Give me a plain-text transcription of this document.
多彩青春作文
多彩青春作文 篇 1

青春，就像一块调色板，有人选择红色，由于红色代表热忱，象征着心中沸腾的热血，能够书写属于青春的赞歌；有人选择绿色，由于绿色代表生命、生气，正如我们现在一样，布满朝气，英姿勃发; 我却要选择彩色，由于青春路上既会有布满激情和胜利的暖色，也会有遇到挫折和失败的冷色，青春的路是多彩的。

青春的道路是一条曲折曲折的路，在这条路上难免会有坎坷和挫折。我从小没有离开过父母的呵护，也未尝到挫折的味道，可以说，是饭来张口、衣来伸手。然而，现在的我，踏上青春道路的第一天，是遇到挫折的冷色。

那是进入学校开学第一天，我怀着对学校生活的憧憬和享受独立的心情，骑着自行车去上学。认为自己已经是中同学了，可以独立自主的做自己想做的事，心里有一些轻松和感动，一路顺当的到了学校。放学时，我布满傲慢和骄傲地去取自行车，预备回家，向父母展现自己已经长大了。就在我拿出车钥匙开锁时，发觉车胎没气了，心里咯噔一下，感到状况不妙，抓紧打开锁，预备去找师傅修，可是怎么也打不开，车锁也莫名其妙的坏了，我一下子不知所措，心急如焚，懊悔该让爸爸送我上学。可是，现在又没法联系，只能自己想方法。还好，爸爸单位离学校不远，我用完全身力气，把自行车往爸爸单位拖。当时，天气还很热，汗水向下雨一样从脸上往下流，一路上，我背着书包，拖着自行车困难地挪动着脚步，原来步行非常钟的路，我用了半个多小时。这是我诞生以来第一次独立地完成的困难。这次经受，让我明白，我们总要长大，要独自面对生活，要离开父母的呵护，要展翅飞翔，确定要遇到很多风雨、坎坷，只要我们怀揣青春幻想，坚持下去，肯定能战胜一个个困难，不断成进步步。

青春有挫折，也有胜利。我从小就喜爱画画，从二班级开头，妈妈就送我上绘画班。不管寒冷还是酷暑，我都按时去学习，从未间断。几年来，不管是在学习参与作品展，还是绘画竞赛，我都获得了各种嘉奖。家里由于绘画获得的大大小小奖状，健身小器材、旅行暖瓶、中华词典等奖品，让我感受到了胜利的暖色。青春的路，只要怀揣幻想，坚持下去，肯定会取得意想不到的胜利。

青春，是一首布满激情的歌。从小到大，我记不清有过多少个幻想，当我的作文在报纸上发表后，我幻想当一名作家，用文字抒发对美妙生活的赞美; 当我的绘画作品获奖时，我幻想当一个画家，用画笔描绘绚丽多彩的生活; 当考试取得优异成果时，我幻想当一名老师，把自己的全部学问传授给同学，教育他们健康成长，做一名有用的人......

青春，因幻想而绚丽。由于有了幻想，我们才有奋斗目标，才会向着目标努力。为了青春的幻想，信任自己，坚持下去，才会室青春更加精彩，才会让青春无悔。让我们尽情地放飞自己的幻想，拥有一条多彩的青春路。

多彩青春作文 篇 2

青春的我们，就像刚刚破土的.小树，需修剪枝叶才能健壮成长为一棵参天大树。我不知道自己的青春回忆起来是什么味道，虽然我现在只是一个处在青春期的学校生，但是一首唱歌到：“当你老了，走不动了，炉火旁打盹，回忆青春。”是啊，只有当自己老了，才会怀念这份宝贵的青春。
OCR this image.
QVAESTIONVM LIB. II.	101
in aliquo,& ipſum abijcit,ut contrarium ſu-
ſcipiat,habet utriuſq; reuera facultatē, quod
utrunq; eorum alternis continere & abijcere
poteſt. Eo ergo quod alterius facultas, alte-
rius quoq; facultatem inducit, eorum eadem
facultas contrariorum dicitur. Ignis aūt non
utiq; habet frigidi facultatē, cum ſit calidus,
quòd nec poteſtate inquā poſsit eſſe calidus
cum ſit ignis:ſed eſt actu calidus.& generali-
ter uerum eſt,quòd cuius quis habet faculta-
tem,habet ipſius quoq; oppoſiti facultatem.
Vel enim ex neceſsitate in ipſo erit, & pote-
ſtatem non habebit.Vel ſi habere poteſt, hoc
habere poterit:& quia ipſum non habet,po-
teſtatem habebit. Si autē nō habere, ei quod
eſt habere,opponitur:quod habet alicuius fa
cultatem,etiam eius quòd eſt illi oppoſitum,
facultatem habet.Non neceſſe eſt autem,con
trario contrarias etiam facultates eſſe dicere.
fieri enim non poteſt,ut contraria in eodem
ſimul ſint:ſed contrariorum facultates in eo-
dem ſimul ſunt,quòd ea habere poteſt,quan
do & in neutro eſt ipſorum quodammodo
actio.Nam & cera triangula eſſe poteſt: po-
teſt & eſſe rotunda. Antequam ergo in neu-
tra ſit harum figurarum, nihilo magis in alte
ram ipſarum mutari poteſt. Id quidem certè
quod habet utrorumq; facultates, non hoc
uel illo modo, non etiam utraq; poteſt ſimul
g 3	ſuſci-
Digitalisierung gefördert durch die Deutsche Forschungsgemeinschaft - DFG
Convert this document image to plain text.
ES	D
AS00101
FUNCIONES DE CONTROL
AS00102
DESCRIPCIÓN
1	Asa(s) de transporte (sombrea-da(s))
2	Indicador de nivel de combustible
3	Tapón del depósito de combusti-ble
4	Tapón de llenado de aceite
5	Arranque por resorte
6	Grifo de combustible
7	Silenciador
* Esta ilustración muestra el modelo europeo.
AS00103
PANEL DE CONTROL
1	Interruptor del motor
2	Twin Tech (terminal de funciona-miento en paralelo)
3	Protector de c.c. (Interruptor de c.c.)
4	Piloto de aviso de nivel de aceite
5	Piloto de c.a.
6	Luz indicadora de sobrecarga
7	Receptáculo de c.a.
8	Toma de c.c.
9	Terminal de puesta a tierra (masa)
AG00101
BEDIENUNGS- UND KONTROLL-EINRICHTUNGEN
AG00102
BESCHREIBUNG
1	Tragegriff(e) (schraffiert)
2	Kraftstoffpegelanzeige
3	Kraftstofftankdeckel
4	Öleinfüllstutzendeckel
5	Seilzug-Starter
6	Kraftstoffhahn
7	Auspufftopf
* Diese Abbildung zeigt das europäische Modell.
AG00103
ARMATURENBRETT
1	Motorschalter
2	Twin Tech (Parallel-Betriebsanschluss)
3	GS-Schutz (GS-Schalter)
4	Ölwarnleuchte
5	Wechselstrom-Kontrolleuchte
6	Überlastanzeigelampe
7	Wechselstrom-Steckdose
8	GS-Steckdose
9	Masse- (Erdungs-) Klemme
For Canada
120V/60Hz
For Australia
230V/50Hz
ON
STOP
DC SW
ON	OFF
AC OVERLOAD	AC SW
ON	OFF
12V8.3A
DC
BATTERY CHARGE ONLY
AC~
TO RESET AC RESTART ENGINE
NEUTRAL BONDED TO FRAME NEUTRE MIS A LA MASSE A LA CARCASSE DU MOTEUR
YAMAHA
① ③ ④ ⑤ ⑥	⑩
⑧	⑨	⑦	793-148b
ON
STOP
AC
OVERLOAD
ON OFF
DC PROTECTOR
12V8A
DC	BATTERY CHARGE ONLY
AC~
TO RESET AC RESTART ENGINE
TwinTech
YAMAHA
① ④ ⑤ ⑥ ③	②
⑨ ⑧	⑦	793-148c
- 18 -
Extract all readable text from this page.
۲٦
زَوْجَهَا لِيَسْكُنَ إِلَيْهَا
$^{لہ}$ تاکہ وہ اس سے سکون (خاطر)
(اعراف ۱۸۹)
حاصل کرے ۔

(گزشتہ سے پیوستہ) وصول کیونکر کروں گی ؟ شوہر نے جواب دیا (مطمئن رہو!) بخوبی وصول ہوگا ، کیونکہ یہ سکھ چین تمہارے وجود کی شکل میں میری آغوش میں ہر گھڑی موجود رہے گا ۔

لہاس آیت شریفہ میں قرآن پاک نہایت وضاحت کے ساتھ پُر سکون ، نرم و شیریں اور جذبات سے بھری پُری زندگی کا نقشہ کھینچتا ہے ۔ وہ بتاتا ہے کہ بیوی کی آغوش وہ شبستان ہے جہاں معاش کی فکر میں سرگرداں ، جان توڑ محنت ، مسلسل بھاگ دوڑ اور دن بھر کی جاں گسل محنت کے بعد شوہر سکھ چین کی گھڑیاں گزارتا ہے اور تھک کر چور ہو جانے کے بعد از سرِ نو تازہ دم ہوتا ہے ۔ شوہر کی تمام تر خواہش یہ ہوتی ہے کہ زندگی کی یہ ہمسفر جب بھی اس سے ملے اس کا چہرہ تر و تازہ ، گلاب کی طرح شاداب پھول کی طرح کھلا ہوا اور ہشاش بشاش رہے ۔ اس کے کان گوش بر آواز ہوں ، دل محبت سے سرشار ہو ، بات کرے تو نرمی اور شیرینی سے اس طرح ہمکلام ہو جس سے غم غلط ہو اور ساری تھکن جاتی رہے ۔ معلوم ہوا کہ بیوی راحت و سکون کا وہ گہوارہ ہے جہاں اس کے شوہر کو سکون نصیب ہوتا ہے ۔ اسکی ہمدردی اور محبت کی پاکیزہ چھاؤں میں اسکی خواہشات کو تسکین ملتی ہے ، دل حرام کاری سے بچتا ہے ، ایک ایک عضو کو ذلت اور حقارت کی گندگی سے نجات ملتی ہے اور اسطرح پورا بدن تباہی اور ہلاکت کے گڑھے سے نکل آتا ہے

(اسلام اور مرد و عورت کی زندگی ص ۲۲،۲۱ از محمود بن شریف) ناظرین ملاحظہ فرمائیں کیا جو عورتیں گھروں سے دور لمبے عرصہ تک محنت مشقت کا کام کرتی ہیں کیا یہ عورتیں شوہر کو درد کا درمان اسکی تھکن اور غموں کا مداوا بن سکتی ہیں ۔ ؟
——————
**Prompt:** Give again the lines from the line holding "Extract all readable text from this page." through the close of the listing, both included, exactly as written and with nothing else.

**Answer to the exercise:**
Extract all readable text from this page.
۲٦
زَوْجَهَا لِيَسْكُنَ إِلَيْهَا
$^{لہ}$ تاکہ وہ اس سے سکون (خاطر)
(اعراف ۱۸۹)
حاصل کرے ۔

(گزشتہ سے پیوستہ) وصول کیونکر کروں گی ؟ شوہر نے جواب دیا (مطمئن رہو!) بخوبی وصول ہوگا ، کیونکہ یہ سکھ چین تمہارے وجود کی شکل میں میری آغوش میں ہر گھڑی موجود رہے گا ۔

لہاس آیت شریفہ میں قرآن پاک نہایت وضاحت کے ساتھ پُر سکون ، نرم و شیریں اور جذبات سے بھری پُری زندگی کا نقشہ کھینچتا ہے ۔ وہ بتاتا ہے کہ بیوی کی آغوش وہ شبستان ہے جہاں معاش کی فکر میں سرگرداں ، جان توڑ محنت ، مسلسل بھاگ دوڑ اور دن بھر کی جاں گسل محنت کے بعد شوہر سکھ چین کی گھڑیاں گزارتا ہے اور تھک کر چور ہو جانے کے بعد از سرِ نو تازہ دم ہوتا ہے ۔ شوہر کی تمام تر خواہش یہ ہوتی ہے کہ زندگی کی یہ ہمسفر جب بھی اس سے ملے اس کا چہرہ تر و تازہ ، گلاب کی طرح شاداب پھول کی طرح کھلا ہوا اور ہشاش بشاش رہے ۔ اس کے کان گوش بر آواز ہوں ، دل محبت سے سرشار ہو ، بات کرے تو نرمی اور شیرینی سے اس طرح ہمکلام ہو جس سے غم غلط ہو اور ساری تھکن جاتی رہے ۔ معلوم ہوا کہ بیوی راحت و سکون کا وہ گہوارہ ہے جہاں اس کے شوہر کو سکون نصیب ہوتا ہے ۔ اسکی ہمدردی اور محبت کی پاکیزہ چھاؤں میں اسکی خواہشات کو تسکین ملتی ہے ، دل حرام کاری سے بچتا ہے ، ایک ایک عضو کو ذلت اور حقارت کی گندگی سے نجات ملتی ہے اور اسطرح پورا بدن تباہی اور ہلاکت کے گڑھے سے نکل آتا ہے

(اسلام اور مرد و عورت کی زندگی ص ۲۲،۲۱ از محمود بن شریف) ناظرین ملاحظہ فرمائیں کیا جو عورتیں گھروں سے دور لمبے عرصہ تک محنت مشقت کا کام کرتی ہیں کیا یہ عورتیں شوہر کو درد کا درمان اسکی تھکن اور غموں کا مداوا بن سکتی ہیں ۔ ؟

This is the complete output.